Data supplied →

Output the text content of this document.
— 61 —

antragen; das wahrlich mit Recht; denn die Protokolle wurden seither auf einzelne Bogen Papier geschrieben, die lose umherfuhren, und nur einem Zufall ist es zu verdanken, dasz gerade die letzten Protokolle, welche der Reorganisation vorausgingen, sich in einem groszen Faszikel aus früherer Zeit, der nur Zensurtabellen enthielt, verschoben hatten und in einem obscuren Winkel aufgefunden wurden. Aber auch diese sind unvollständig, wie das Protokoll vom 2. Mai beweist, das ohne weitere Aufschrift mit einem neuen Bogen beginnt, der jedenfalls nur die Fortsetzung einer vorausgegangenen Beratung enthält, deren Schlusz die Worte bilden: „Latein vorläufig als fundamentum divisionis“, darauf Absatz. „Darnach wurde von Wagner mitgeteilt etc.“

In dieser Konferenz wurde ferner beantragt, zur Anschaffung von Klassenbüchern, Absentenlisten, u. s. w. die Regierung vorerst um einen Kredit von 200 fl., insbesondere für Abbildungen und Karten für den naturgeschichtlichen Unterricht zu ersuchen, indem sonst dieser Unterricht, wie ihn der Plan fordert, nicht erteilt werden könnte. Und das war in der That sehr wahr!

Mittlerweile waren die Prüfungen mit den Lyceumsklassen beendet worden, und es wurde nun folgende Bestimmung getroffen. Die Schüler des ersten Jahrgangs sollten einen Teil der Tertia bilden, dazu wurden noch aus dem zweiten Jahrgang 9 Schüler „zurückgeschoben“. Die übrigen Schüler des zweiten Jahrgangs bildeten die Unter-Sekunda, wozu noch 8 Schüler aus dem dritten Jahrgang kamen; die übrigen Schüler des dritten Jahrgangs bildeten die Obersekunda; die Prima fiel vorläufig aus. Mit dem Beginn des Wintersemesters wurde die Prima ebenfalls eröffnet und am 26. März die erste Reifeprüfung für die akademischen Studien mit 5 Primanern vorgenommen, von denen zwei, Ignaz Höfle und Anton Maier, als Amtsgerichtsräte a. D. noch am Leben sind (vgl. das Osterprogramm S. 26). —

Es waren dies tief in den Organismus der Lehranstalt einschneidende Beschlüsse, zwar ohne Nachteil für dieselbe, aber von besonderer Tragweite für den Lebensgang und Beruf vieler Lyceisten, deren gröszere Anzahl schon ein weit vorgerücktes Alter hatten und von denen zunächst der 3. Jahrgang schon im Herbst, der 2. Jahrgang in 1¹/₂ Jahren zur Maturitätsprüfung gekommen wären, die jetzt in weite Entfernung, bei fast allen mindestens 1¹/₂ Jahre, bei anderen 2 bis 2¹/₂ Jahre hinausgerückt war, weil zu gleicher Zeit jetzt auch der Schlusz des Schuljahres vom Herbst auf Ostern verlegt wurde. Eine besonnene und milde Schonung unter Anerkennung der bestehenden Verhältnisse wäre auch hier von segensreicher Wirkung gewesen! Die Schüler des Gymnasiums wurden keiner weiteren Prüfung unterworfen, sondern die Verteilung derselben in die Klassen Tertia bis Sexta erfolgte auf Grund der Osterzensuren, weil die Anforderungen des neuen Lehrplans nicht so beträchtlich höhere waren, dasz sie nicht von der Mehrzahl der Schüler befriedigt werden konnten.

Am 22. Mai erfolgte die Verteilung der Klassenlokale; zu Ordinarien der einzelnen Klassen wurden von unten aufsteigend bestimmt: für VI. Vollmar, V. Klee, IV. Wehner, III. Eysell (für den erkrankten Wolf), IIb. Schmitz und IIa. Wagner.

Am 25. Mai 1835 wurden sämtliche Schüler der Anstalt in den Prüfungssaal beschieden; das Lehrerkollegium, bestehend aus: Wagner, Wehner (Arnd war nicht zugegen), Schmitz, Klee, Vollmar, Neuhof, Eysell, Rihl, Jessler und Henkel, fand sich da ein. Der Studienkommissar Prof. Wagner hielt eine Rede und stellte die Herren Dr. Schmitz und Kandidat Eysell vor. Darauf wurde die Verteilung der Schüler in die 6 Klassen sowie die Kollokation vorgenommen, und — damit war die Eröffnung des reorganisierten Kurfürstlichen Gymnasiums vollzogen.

Task instructions → Could you reproduce every record exactly as written?

Written response →
Output the text content of this document.
— 61 —

antragen; das wahrlich mit Recht; denn die Protokolle wurden seither auf einzelne Bogen Papier geschrieben, die lose umherfuhren, und nur einem Zufall ist es zu verdanken, dasz gerade die letzten Protokolle, welche der Reorganisation vorausgingen, sich in einem groszen Faszikel aus früherer Zeit, der nur Zensurtabellen enthielt, verschoben hatten und in einem obscuren Winkel aufgefunden wurden. Aber auch diese sind unvollständig, wie das Protokoll vom 2. Mai beweist, das ohne weitere Aufschrift mit einem neuen Bogen beginnt, der jedenfalls nur die Fortsetzung einer vorausgegangenen Beratung enthält, deren Schlusz die Worte bilden: „Latein vorläufig als fundamentum divisionis“, darauf Absatz. „Darnach wurde von Wagner mitgeteilt etc.“

In dieser Konferenz wurde ferner beantragt, zur Anschaffung von Klassenbüchern, Absentenlisten, u. s. w. die Regierung vorerst um einen Kredit von 200 fl., insbesondere für Abbildungen und Karten für den naturgeschichtlichen Unterricht zu ersuchen, indem sonst dieser Unterricht, wie ihn der Plan fordert, nicht erteilt werden könnte. Und das war in der That sehr wahr!

Mittlerweile waren die Prüfungen mit den Lyceumsklassen beendet worden, und es wurde nun folgende Bestimmung getroffen. Die Schüler des ersten Jahrgangs sollten einen Teil der Tertia bilden, dazu wurden noch aus dem zweiten Jahrgang 9 Schüler „zurückgeschoben“. Die übrigen Schüler des zweiten Jahrgangs bildeten die Unter-Sekunda, wozu noch 8 Schüler aus dem dritten Jahrgang kamen; die übrigen Schüler des dritten Jahrgangs bildeten die Obersekunda; die Prima fiel vorläufig aus. Mit dem Beginn des Wintersemesters wurde die Prima ebenfalls eröffnet und am 26. März die erste Reifeprüfung für die akademischen Studien mit 5 Primanern vorgenommen, von denen zwei, Ignaz Höfle und Anton Maier, als Amtsgerichtsräte a. D. noch am Leben sind (vgl. das Osterprogramm S. 26). —

Es waren dies tief in den Organismus der Lehranstalt einschneidende Beschlüsse, zwar ohne Nachteil für dieselbe, aber von besonderer Tragweite für den Lebensgang und Beruf vieler Lyceisten, deren gröszere Anzahl schon ein weit vorgerücktes Alter hatten und von denen zunächst der 3. Jahrgang schon im Herbst, der 2. Jahrgang in 1¹/₂ Jahren zur Maturitätsprüfung gekommen wären, die jetzt in weite Entfernung, bei fast allen mindestens 1¹/₂ Jahre, bei anderen 2 bis 2¹/₂ Jahre hinausgerückt war, weil zu gleicher Zeit jetzt auch der Schlusz des Schuljahres vom Herbst auf Ostern verlegt wurde. Eine besonnene und milde Schonung unter Anerkennung der bestehenden Verhältnisse wäre auch hier von segensreicher Wirkung gewesen! Die Schüler des Gymnasiums wurden keiner weiteren Prüfung unterworfen, sondern die Verteilung derselben in die Klassen Tertia bis Sexta erfolgte auf Grund der Osterzensuren, weil die Anforderungen des neuen Lehrplans nicht so beträchtlich höhere waren, dasz sie nicht von der Mehrzahl der Schüler befriedigt werden konnten.

Am 22. Mai erfolgte die Verteilung der Klassenlokale; zu Ordinarien der einzelnen Klassen wurden von unten aufsteigend bestimmt: für VI. Vollmar, V. Klee, IV. Wehner, III. Eysell (für den erkrankten Wolf), IIb. Schmitz und IIa. Wagner.

Am 25. Mai 1835 wurden sämtliche Schüler der Anstalt in den Prüfungssaal beschieden; das Lehrerkollegium, bestehend aus: Wagner, Wehner (Arnd war nicht zugegen), Schmitz, Klee, Vollmar, Neuhof, Eysell, Rihl, Jessler und Henkel, fand sich da ein. Der Studienkommissar Prof. Wagner hielt eine Rede und stellte die Herren Dr. Schmitz und Kandidat Eysell vor. Darauf wurde die Verteilung der Schüler in die 6 Klassen sowie die Kollokation vorgenommen, und — damit war die Eröffnung des reorganisierten Kurfürstlichen Gymnasiums vollzogen.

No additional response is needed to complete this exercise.